STATED EXERCISE: Below is some material; transcribe all of it exactly.

DATA SHOWN:
..........

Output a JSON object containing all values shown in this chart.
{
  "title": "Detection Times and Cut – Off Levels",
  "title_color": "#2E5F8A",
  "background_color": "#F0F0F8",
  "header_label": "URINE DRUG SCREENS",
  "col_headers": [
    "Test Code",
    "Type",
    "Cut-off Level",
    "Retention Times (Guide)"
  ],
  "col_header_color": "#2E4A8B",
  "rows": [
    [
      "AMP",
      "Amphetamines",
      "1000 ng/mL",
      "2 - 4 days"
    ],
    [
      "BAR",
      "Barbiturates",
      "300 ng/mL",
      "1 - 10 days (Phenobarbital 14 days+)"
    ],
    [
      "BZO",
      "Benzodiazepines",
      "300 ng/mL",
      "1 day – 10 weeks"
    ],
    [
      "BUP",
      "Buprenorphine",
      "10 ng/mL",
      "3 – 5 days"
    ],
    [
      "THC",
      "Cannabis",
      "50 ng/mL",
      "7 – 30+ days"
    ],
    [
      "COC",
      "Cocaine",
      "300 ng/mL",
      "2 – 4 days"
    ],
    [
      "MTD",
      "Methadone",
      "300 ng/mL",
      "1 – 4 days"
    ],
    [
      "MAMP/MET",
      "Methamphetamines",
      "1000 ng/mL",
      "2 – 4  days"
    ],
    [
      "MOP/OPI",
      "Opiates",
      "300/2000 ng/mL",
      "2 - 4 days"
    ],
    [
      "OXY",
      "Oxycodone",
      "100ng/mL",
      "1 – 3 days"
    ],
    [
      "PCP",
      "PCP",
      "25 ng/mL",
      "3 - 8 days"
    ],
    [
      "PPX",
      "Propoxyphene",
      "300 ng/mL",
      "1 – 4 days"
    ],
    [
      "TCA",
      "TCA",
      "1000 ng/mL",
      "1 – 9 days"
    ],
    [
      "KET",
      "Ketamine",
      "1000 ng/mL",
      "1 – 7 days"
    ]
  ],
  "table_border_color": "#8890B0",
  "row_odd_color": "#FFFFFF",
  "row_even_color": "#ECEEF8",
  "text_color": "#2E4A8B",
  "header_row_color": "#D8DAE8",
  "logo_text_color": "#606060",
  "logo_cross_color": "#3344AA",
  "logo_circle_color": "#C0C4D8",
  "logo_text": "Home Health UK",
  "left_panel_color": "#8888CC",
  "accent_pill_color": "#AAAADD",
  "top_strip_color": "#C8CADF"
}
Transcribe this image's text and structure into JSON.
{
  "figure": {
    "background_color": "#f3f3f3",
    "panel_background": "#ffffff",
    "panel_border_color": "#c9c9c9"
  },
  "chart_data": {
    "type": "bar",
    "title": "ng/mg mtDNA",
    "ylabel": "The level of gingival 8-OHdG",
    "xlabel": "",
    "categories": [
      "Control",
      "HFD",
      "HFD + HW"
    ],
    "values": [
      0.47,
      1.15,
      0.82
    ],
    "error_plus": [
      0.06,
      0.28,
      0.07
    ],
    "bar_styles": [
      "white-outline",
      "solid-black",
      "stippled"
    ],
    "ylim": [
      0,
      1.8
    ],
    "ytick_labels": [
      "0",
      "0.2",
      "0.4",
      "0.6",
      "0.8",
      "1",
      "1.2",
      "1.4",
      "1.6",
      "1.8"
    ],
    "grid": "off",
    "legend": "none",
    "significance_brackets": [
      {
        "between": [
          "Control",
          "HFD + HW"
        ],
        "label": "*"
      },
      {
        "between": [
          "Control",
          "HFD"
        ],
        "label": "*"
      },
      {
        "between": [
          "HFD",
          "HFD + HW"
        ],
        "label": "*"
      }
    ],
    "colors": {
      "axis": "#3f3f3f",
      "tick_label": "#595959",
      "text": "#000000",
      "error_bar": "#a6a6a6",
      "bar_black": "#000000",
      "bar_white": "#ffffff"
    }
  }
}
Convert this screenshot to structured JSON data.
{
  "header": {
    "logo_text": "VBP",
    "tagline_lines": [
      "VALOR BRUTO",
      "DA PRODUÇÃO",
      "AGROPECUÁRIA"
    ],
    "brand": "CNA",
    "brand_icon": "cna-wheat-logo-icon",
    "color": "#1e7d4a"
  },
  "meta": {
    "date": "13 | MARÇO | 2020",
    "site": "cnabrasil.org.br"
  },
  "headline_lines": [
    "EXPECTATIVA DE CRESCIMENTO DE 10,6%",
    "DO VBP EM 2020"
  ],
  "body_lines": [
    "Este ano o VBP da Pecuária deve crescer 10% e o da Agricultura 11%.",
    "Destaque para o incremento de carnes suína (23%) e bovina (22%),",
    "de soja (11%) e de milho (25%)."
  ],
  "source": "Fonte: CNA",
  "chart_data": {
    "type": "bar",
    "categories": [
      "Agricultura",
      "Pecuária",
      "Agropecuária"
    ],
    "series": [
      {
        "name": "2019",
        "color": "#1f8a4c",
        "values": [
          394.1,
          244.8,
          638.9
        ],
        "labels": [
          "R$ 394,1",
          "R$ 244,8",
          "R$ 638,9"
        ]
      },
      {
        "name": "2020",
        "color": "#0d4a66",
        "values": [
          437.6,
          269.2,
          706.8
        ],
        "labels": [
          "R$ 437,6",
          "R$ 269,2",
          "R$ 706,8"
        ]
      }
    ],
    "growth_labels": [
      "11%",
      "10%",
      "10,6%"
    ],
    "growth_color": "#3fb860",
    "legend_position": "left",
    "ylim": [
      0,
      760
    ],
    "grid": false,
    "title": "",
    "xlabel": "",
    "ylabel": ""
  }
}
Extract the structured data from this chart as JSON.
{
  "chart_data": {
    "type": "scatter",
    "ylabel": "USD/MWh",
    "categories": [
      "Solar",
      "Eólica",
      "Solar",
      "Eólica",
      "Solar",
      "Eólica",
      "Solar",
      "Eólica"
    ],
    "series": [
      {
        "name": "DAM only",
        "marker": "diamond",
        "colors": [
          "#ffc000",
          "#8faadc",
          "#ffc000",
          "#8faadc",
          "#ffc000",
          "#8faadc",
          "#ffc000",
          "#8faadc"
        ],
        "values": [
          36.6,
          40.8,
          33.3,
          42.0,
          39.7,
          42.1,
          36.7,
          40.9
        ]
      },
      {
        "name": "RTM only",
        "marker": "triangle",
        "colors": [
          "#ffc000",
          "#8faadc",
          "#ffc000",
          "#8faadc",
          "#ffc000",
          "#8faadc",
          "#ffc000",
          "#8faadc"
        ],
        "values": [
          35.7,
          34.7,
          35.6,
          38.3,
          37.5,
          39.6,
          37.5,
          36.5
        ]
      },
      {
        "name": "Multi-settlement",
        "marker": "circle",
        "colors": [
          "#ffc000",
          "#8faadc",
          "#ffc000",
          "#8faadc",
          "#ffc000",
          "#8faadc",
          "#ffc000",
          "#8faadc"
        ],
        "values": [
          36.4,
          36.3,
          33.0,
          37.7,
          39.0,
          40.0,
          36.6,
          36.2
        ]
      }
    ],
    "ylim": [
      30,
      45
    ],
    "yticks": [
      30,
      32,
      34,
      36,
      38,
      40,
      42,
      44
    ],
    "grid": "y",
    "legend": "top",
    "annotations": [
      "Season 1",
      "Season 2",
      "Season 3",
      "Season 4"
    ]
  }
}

..........

COMPLETED EXERCISE:
Output a JSON object containing all values shown in this chart.
{
  "title": "Detection Times and Cut – Off Levels",
  "title_color": "#2E5F8A",
  "background_color": "#F0F0F8",
  "header_label": "URINE DRUG SCREENS",
  "col_headers": [
    "Test Code",
    "Type",
    "Cut-off Level",
    "Retention Times (Guide)"
  ],
  "col_header_color": "#2E4A8B",
  "rows": [
    [
      "AMP",
      "Amphetamines",
      "1000 ng/mL",
      "2 - 4 days"
    ],
    [
      "BAR",
      "Barbiturates",
      "300 ng/mL",
      "1 - 10 days (Phenobarbital 14 days+)"
    ],
    [
      "BZO",
      "Benzodiazepines",
      "300 ng/mL",
      "1 day – 10 weeks"
    ],
    [
      "BUP",
      "Buprenorphine",
      "10 ng/mL",
      "3 – 5 days"
    ],
    [
      "THC",
      "Cannabis",
      "50 ng/mL",
      "7 – 30+ days"
    ],
    [
      "COC",
      "Cocaine",
      "300 ng/mL",
      "2 – 4 days"
    ],
    [
      "MTD",
      "Methadone",
      "300 ng/mL",
      "1 – 4 days"
    ],
    [
      "MAMP/MET",
      "Methamphetamines",
      "1000 ng/mL",
      "2 – 4  days"
    ],
    [
      "MOP/OPI",
      "Opiates",
      "300/2000 ng/mL",
      "2 - 4 days"
    ],
    [
      "OXY",
      "Oxycodone",
      "100ng/mL",
      "1 – 3 days"
    ],
    [
      "PCP",
      "PCP",
      "25 ng/mL",
      "3 - 8 days"
    ],
    [
      "PPX",
      "Propoxyphene",
      "300 ng/mL",
      "1 – 4 days"
    ],
    [
      "TCA",
      "TCA",
      "1000 ng/mL",
      "1 – 9 days"
    ],
    [
      "KET",
      "Ketamine",
      "1000 ng/mL",
      "1 – 7 days"
    ]
  ],
  "table_border_color": "#8890B0",
  "row_odd_color": "#FFFFFF",
  "row_even_color": "#ECEEF8",
  "text_color": "#2E4A8B",
  "header_row_color": "#D8DAE8",
  "logo_text_color": "#606060",
  "logo_cross_color": "#3344AA",
  "logo_circle_color": "#C0C4D8",
  "logo_text": "Home Health UK",
  "left_panel_color": "#8888CC",
  "accent_pill_color": "#AAAADD",
  "top_strip_color": "#C8CADF"
}
Transcribe this image's text and structure into JSON.
{
  "figure": {
    "background_color": "#f3f3f3",
    "panel_background": "#ffffff",
    "panel_border_color": "#c9c9c9"
  },
  "chart_data": {
    "type": "bar",
    "title": "ng/mg mtDNA",
    "ylabel": "The level of gingival 8-OHdG",
    "xlabel": "",
    "categories": [
      "Control",
      "HFD",
      "HFD + HW"
    ],
    "values": [
      0.47,
      1.15,
      0.82
    ],
    "error_plus": [
      0.06,
      0.28,
      0.07
    ],
    "bar_styles": [
      "white-outline",
      "solid-black",
      "stippled"
    ],
    "ylim": [
      0,
      1.8
    ],
    "ytick_labels": [
      "0",
      "0.2",
      "0.4",
      "0.6",
      "0.8",
      "1",
      "1.2",
      "1.4",
      "1.6",
      "1.8"
    ],
    "grid": "off",
    "legend": "none",
    "significance_brackets": [
      {
        "between": [
          "Control",
          "HFD + HW"
        ],
        "label": "*"
      },
      {
        "between": [
          "Control",
          "HFD"
        ],
        "label": "*"
      },
      {
        "between": [
          "HFD",
          "HFD + HW"
        ],
        "label": "*"
      }
    ],
    "colors": {
      "axis": "#3f3f3f",
      "tick_label": "#595959",
      "text": "#000000",
      "error_bar": "#a6a6a6",
      "bar_black": "#000000",
      "bar_white": "#ffffff"
    }
  }
}
Convert this screenshot to structured JSON data.
{
  "header": {
    "logo_text": "VBP",
    "tagline_lines": [
      "VALOR BRUTO",
      "DA PRODUÇÃO",
      "AGROPECUÁRIA"
    ],
    "brand": "CNA",
    "brand_icon": "cna-wheat-logo-icon",
    "color": "#1e7d4a"
  },
  "meta": {
    "date": "13 | MARÇO | 2020",
    "site": "cnabrasil.org.br"
  },
  "headline_lines": [
    "EXPECTATIVA DE CRESCIMENTO DE 10,6%",
    "DO VBP EM 2020"
  ],
  "body_lines": [
    "Este ano o VBP da Pecuária deve crescer 10% e o da Agricultura 11%.",
    "Destaque para o incremento de carnes suína (23%) e bovina (22%),",
    "de soja (11%) e de milho (25%)."
  ],
  "source": "Fonte: CNA",
  "chart_data": {
    "type": "bar",
    "categories": [
      "Agricultura",
      "Pecuária",
      "Agropecuária"
    ],
    "series": [
      {
        "name": "2019",
        "color": "#1f8a4c",
        "values": [
          394.1,
          244.8,
          638.9
        ],
        "labels": [
          "R$ 394,1",
          "R$ 244,8",
          "R$ 638,9"
        ]
      },
      {
        "name": "2020",
        "color": "#0d4a66",
        "values": [
          437.6,
          269.2,
          706.8
        ],
        "labels": [
          "R$ 437,6",
          "R$ 269,2",
          "R$ 706,8"
        ]
      }
    ],
    "growth_labels": [
      "11%",
      "10%",
      "10,6%"
    ],
    "growth_color": "#3fb860",
    "legend_position": "left",
    "ylim": [
      0,
      760
    ],
    "grid": false,
    "title": "",
    "xlabel": "",
    "ylabel": ""
  }
}
Extract the structured data from this chart as JSON.
{
  "chart_data": {
    "type": "scatter",
    "ylabel": "USD/MWh",
    "categories": [
      "Solar",
      "Eólica",
      "Solar",
      "Eólica",
      "Solar",
      "Eólica",
      "Solar",
      "Eólica"
    ],
    "series": [
      {
        "name": "DAM only",
        "marker": "diamond",
        "colors": [
          "#ffc000",
          "#8faadc",
          "#ffc000",
          "#8faadc",
          "#ffc000",
          "#8faadc",
          "#ffc000",
          "#8faadc"
        ],
        "values": [
          36.6,
          40.8,
          33.3,
          42.0,
          39.7,
          42.1,
          36.7,
          40.9
        ]
      },
      {
        "name": "RTM only",
        "marker": "triangle",
        "colors": [
          "#ffc000",
          "#8faadc",
          "#ffc000",
          "#8faadc",
          "#ffc000",
          "#8faadc",
          "#ffc000",
          "#8faadc"
        ],
        "values": [
          35.7,
          34.7,
          35.6,
          38.3,
          37.5,
          39.6,
          37.5,
          36.5
        ]
      },
      {
        "name": "Multi-settlement",
        "marker": "circle",
        "colors": [
          "#ffc000",
          "#8faadc",
          "#ffc000",
          "#8faadc",
          "#ffc000",
          "#8faadc",
          "#ffc000",
          "#8faadc"
        ],
        "values": [
          36.4,
          36.3,
          33.0,
          37.7,
          39.0,
          40.0,
          36.6,
          36.2
        ]
      }
    ],
    "ylim": [
      30,
      45
    ],
    "yticks": [
      30,
      32,
      34,
      36,
      38,
      40,
      42,
      44
    ],
    "grid": "y",
    "legend": "top",
    "annotations": [
      "Season 1",
      "Season 2",
      "Season 3",
      "Season 4"
    ]
  }
}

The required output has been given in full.